#### Recorded data:
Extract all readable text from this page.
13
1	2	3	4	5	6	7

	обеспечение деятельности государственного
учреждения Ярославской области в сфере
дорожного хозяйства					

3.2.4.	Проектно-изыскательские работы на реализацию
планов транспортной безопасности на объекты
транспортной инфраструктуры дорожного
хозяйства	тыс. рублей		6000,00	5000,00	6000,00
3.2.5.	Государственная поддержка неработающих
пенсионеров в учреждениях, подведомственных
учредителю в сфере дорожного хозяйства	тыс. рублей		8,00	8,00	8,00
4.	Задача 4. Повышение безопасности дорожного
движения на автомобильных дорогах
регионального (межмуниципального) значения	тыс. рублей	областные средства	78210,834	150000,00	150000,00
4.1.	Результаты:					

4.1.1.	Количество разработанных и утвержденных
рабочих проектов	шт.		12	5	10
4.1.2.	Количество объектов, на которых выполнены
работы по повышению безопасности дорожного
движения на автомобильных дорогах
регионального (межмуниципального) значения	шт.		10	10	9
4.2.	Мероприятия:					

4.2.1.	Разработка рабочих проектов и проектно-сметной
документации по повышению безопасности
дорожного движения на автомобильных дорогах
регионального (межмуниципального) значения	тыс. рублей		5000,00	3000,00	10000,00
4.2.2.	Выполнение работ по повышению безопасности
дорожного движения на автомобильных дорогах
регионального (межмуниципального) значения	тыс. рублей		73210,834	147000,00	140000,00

#### WORK TO COMPLETE:
Answer only with how many lines in the records include "повышению".

#### FULL ANSWER:
3